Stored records

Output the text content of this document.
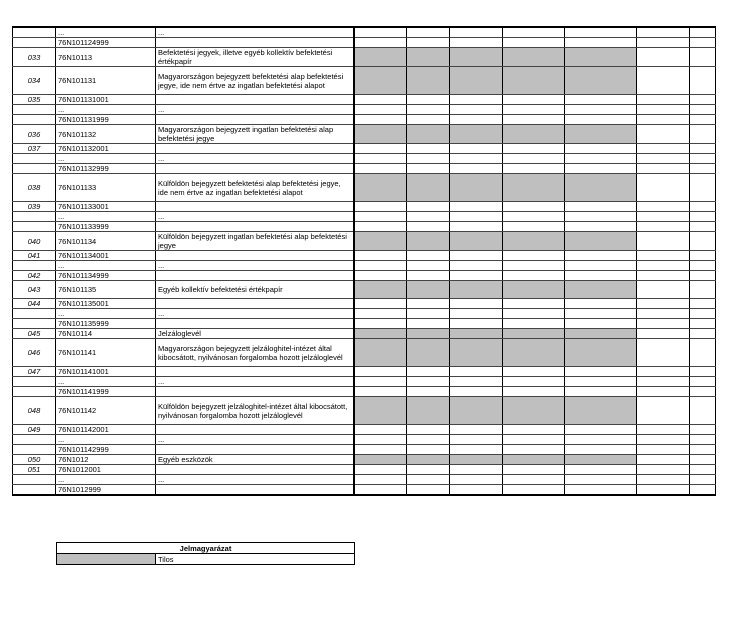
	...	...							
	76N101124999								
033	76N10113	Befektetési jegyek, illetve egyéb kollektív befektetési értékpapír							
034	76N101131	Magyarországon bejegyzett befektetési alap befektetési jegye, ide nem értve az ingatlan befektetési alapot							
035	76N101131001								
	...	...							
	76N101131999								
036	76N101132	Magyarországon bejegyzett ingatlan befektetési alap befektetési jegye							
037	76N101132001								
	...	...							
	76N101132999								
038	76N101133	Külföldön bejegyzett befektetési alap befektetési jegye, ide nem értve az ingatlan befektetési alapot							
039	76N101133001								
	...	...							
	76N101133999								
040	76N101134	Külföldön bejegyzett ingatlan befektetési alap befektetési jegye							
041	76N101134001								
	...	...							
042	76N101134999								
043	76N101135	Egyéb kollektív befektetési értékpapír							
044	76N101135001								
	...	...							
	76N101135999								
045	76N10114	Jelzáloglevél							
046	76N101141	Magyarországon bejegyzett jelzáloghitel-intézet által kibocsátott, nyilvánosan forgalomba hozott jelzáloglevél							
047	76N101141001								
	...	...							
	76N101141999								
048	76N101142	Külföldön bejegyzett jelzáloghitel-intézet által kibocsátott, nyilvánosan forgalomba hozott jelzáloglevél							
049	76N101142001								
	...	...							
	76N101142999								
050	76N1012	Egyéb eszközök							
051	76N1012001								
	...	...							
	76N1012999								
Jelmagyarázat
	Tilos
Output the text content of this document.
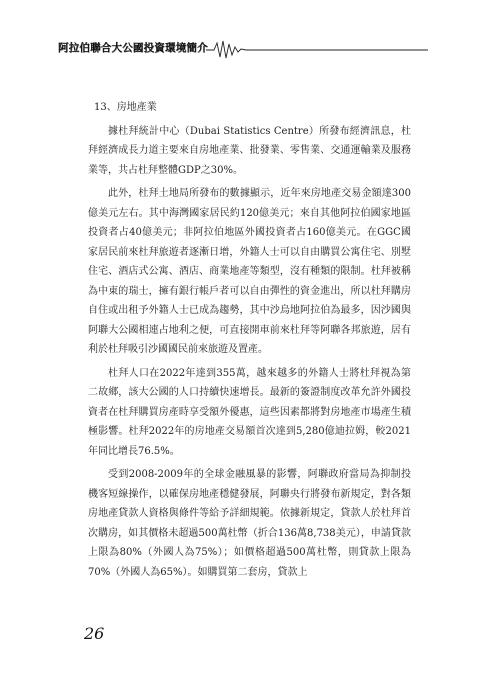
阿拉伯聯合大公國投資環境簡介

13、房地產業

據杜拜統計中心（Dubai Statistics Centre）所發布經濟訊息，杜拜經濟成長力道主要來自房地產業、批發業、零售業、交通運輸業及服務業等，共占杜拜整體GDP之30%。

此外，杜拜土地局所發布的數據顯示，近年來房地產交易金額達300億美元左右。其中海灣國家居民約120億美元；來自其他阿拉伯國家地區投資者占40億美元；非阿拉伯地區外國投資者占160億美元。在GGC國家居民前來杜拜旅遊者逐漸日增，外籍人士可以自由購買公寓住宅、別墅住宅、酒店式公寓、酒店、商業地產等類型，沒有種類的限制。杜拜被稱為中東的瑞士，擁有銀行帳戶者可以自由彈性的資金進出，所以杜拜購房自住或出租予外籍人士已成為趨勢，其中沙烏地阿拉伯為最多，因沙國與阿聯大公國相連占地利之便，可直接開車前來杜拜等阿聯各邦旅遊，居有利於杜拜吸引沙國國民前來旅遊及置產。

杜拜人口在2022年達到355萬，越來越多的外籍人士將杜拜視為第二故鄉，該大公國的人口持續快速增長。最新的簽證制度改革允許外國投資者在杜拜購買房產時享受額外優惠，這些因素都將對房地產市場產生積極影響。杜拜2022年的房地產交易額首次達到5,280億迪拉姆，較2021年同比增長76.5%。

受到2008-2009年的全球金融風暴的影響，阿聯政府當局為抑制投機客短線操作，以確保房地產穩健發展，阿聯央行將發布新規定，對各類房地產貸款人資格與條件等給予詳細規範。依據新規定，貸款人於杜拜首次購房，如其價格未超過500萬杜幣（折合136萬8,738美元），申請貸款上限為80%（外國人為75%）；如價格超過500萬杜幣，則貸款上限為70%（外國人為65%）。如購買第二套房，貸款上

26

## Task
Count up every line above that has the word "bejegyzett" in it; answer with the number alone.

## Task response
6